Make an exact copy of the entries, and keep any pictures out of it.

Extracted records:
○ ○ ○ ○ ○ ○ ○
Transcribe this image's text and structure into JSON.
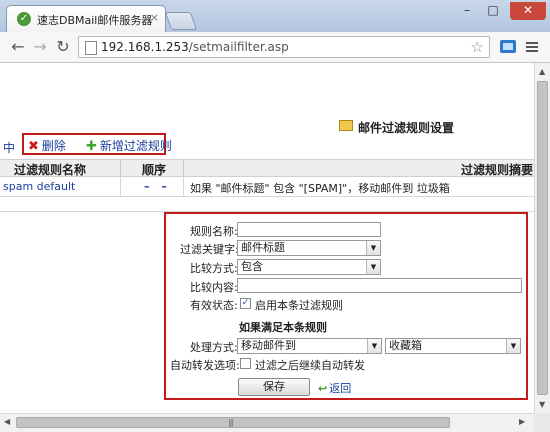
{
  "browser": {
    "tab_title": "速志DBMail邮件服务器 - V",
    "tab_close": "×",
    "url_host": "192.168.1.253",
    "url_path": "/setmailfilter.asp",
    "minimize": "–",
    "maximize": "□",
    "close": "✕"
  },
  "header": {
    "title": "邮件过滤规则设置",
    "fragment": "中"
  },
  "actions": {
    "delete_label": "删除",
    "add_label": "新增过滤规则"
  },
  "table": {
    "columns": [
      "过滤规则名称",
      "顺序",
      "过滤规则摘要"
    ],
    "rows": [
      {
        "name": "spam default",
        "order": "– –",
        "summary": "如果 \"邮件标题\" 包含 \"[SPAM]\"，移动邮件到 垃圾箱"
      }
    ]
  },
  "form": {
    "rule_name_label": "规则名称:",
    "rule_name_value": "",
    "keyword_label": "过滤关键字:",
    "keyword_value": "邮件标题",
    "compare_label": "比较方式:",
    "compare_value": "包含",
    "content_label": "比较内容:",
    "content_value": "",
    "status_label": "有效状态:",
    "status_checkbox_label": "启用本条过滤规则",
    "status_checked": true,
    "satisfy_title": "如果满足本条规则",
    "action_label": "处理方式:",
    "action_value": "移动邮件到",
    "target_value": "收藏箱",
    "forward_label": "自动转发选项:",
    "forward_checkbox_label": "过滤之后继续自动转发",
    "forward_checked": false,
    "save_label": "保存",
    "back_label": "返回"
  }
}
○ ○ ○ ○ ○ ○ ○
Output for this task =>
Transcribe this image's text and structure into JSON.
{
  "browser": {
    "tab_title": "速志DBMail邮件服务器 - V",
    "tab_close": "×",
    "url_host": "192.168.1.253",
    "url_path": "/setmailfilter.asp",
    "minimize": "–",
    "maximize": "□",
    "close": "✕"
  },
  "header": {
    "title": "邮件过滤规则设置",
    "fragment": "中"
  },
  "actions": {
    "delete_label": "删除",
    "add_label": "新增过滤规则"
  },
  "table": {
    "columns": [
      "过滤规则名称",
      "顺序",
      "过滤规则摘要"
    ],
    "rows": [
      {
        "name": "spam default",
        "order": "– –",
        "summary": "如果 \"邮件标题\" 包含 \"[SPAM]\"，移动邮件到 垃圾箱"
      }
    ]
  },
  "form": {
    "rule_name_label": "规则名称:",
    "rule_name_value": "",
    "keyword_label": "过滤关键字:",
    "keyword_value": "邮件标题",
    "compare_label": "比较方式:",
    "compare_value": "包含",
    "content_label": "比较内容:",
    "content_value": "",
    "status_label": "有效状态:",
    "status_checkbox_label": "启用本条过滤规则",
    "status_checked": true,
    "satisfy_title": "如果满足本条规则",
    "action_label": "处理方式:",
    "action_value": "移动邮件到",
    "target_value": "收藏箱",
    "forward_label": "自动转发选项:",
    "forward_checkbox_label": "过滤之后继续自动转发",
    "forward_checked": false,
    "save_label": "保存",
    "back_label": "返回"
  }
}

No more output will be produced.